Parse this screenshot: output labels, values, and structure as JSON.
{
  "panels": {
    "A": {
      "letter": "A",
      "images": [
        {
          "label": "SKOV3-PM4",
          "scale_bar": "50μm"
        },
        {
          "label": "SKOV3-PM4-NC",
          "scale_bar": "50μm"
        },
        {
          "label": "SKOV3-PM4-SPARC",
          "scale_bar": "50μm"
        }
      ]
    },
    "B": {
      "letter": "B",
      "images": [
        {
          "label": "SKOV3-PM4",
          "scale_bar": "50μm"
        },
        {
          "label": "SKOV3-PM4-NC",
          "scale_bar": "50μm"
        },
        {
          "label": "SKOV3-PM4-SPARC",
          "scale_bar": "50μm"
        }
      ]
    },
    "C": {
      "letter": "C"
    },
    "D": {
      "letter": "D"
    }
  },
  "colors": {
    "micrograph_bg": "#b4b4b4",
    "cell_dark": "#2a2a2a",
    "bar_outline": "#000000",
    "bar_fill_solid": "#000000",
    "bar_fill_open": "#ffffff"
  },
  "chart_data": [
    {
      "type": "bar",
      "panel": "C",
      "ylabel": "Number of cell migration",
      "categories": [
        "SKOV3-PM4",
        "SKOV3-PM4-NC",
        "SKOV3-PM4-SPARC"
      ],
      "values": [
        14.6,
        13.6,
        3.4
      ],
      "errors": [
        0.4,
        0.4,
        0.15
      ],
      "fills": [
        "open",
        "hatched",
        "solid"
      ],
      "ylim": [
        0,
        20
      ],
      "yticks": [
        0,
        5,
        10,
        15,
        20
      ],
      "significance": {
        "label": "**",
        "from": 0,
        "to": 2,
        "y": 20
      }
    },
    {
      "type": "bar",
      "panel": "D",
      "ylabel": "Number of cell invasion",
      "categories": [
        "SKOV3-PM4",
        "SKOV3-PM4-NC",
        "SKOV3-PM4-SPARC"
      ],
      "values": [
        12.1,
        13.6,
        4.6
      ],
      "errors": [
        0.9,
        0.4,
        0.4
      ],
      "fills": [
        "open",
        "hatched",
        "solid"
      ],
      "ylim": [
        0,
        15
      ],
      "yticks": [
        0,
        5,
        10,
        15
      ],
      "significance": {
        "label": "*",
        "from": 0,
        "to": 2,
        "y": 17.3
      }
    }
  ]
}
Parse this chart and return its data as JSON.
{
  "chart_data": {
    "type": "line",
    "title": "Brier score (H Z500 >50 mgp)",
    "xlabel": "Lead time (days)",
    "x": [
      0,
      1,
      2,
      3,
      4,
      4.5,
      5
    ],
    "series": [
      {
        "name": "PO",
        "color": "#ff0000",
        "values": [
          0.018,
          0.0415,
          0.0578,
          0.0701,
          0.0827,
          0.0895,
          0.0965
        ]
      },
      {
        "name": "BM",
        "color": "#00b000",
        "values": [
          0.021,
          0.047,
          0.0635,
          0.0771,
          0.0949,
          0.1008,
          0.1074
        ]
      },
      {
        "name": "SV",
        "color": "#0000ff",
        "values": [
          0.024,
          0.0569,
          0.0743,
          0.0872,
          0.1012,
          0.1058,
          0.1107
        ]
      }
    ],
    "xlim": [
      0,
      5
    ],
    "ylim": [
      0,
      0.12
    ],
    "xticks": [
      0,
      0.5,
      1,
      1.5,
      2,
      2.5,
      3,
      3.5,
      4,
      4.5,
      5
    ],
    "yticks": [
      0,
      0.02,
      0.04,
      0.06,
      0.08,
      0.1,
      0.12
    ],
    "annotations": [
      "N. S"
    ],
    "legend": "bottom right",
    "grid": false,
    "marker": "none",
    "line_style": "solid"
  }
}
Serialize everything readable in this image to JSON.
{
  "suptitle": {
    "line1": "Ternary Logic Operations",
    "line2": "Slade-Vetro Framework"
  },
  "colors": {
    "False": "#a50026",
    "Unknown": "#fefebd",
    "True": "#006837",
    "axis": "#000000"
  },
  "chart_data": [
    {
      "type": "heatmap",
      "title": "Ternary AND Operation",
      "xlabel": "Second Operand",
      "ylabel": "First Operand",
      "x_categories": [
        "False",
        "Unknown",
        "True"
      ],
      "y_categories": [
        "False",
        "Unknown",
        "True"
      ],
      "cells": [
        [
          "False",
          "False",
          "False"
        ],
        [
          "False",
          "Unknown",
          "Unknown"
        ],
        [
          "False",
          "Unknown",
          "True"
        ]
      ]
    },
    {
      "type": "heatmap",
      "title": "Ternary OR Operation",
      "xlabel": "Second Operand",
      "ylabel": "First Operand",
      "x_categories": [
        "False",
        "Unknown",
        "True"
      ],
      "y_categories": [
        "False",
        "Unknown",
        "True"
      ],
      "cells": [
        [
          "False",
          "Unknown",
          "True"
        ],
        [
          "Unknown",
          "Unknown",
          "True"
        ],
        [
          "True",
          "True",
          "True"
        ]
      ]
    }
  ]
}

___

Task instructions: Exactly and only the lines from the line containing "Serialize everything readable" through the last line of the entries should be copied, both ends included.

Solution to this problem:
Serialize everything readable in this image to JSON.
{
  "suptitle": {
    "line1": "Ternary Logic Operations",
    "line2": "Slade-Vetro Framework"
  },
  "colors": {
    "False": "#a50026",
    "Unknown": "#fefebd",
    "True": "#006837",
    "axis": "#000000"
  },
  "chart_data": [
    {
      "type": "heatmap",
      "title": "Ternary AND Operation",
      "xlabel": "Second Operand",
      "ylabel": "First Operand",
      "x_categories": [
        "False",
        "Unknown",
        "True"
      ],
      "y_categories": [
        "False",
        "Unknown",
        "True"
      ],
      "cells": [
        [
          "False",
          "False",
          "False"
        ],
        [
          "False",
          "Unknown",
          "Unknown"
        ],
        [
          "False",
          "Unknown",
          "True"
        ]
      ]
    },
    {
      "type": "heatmap",
      "title": "Ternary OR Operation",
      "xlabel": "Second Operand",
      "ylabel": "First Operand",
      "x_categories": [
        "False",
        "Unknown",
        "True"
      ],
      "y_categories": [
        "False",
        "Unknown",
        "True"
      ],
      "cells": [
        [
          "False",
          "Unknown",
          "True"
        ],
        [
          "Unknown",
          "Unknown",
          "True"
        ],
        [
          "True",
          "True",
          "True"
        ]
      ]
    }
  ]
}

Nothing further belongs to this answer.